**TASK INSTRUCTIONS**
Set the following entries down again exactly, line by line.

┌────────

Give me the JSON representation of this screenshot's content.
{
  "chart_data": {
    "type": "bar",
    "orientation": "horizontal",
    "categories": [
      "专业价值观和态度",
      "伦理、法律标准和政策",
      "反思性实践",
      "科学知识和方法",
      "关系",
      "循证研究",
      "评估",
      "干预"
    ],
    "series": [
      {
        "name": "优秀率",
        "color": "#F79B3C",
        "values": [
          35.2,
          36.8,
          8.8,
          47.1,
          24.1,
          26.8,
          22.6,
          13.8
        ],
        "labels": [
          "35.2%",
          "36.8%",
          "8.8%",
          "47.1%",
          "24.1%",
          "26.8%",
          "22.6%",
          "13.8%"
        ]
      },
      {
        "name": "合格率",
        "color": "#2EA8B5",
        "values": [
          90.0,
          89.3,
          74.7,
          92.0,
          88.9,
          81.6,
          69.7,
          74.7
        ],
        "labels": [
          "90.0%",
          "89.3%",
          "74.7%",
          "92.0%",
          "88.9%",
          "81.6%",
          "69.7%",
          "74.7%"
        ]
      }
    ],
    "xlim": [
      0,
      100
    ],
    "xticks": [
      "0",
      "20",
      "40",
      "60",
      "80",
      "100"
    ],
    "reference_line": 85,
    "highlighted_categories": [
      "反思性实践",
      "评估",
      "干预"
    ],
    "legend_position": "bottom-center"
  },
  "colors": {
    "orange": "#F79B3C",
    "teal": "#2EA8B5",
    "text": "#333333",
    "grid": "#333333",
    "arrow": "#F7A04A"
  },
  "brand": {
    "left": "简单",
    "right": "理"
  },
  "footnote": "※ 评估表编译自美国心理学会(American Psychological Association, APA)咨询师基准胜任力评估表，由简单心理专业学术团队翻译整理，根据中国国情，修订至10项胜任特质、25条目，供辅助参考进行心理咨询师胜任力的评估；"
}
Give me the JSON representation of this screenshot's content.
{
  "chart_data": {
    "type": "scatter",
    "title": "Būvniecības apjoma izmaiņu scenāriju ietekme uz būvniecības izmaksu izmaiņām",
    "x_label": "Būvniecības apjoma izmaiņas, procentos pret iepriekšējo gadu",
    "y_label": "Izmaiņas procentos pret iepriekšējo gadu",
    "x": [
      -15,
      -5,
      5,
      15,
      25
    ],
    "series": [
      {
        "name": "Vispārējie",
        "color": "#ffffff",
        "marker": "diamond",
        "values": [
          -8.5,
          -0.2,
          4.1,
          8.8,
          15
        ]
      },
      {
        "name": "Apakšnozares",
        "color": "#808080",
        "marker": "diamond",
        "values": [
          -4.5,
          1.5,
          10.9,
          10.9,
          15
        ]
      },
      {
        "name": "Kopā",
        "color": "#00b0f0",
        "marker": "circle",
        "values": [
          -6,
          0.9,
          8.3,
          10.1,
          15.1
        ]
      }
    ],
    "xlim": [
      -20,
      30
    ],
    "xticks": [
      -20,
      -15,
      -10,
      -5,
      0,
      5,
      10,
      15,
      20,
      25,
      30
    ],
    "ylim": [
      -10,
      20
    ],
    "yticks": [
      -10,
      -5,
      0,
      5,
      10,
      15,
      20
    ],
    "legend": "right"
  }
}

└────────

**THE SOLUTION**
Give me the JSON representation of this screenshot's content.
{
  "chart_data": {
    "type": "bar",
    "orientation": "horizontal",
    "categories": [
      "专业价值观和态度",
      "伦理、法律标准和政策",
      "反思性实践",
      "科学知识和方法",
      "关系",
      "循证研究",
      "评估",
      "干预"
    ],
    "series": [
      {
        "name": "优秀率",
        "color": "#F79B3C",
        "values": [
          35.2,
          36.8,
          8.8,
          47.1,
          24.1,
          26.8,
          22.6,
          13.8
        ],
        "labels": [
          "35.2%",
          "36.8%",
          "8.8%",
          "47.1%",
          "24.1%",
          "26.8%",
          "22.6%",
          "13.8%"
        ]
      },
      {
        "name": "合格率",
        "color": "#2EA8B5",
        "values": [
          90.0,
          89.3,
          74.7,
          92.0,
          88.9,
          81.6,
          69.7,
          74.7
        ],
        "labels": [
          "90.0%",
          "89.3%",
          "74.7%",
          "92.0%",
          "88.9%",
          "81.6%",
          "69.7%",
          "74.7%"
        ]
      }
    ],
    "xlim": [
      0,
      100
    ],
    "xticks": [
      "0",
      "20",
      "40",
      "60",
      "80",
      "100"
    ],
    "reference_line": 85,
    "highlighted_categories": [
      "反思性实践",
      "评估",
      "干预"
    ],
    "legend_position": "bottom-center"
  },
  "colors": {
    "orange": "#F79B3C",
    "teal": "#2EA8B5",
    "text": "#333333",
    "grid": "#333333",
    "arrow": "#F7A04A"
  },
  "brand": {
    "left": "简单",
    "right": "理"
  },
  "footnote": "※ 评估表编译自美国心理学会(American Psychological Association, APA)咨询师基准胜任力评估表，由简单心理专业学术团队翻译整理，根据中国国情，修订至10项胜任特质、25条目，供辅助参考进行心理咨询师胜任力的评估；"
}
Give me the JSON representation of this screenshot's content.
{
  "chart_data": {
    "type": "scatter",
    "title": "Būvniecības apjoma izmaiņu scenāriju ietekme uz būvniecības izmaksu izmaiņām",
    "x_label": "Būvniecības apjoma izmaiņas, procentos pret iepriekšējo gadu",
    "y_label": "Izmaiņas procentos pret iepriekšējo gadu",
    "x": [
      -15,
      -5,
      5,
      15,
      25
    ],
    "series": [
      {
        "name": "Vispārējie",
        "color": "#ffffff",
        "marker": "diamond",
        "values": [
          -8.5,
          -0.2,
          4.1,
          8.8,
          15
        ]
      },
      {
        "name": "Apakšnozares",
        "color": "#808080",
        "marker": "diamond",
        "values": [
          -4.5,
          1.5,
          10.9,
          10.9,
          15
        ]
      },
      {
        "name": "Kopā",
        "color": "#00b0f0",
        "marker": "circle",
        "values": [
          -6,
          0.9,
          8.3,
          10.1,
          15.1
        ]
      }
    ],
    "xlim": [
      -20,
      30
    ],
    "xticks": [
      -20,
      -15,
      -10,
      -5,
      0,
      5,
      10,
      15,
      20,
      25,
      30
    ],
    "ylim": [
      -10,
      20
    ],
    "yticks": [
      -10,
      -5,
      0,
      5,
      10,
      15,
      20
    ],
    "legend": "right"
  }
}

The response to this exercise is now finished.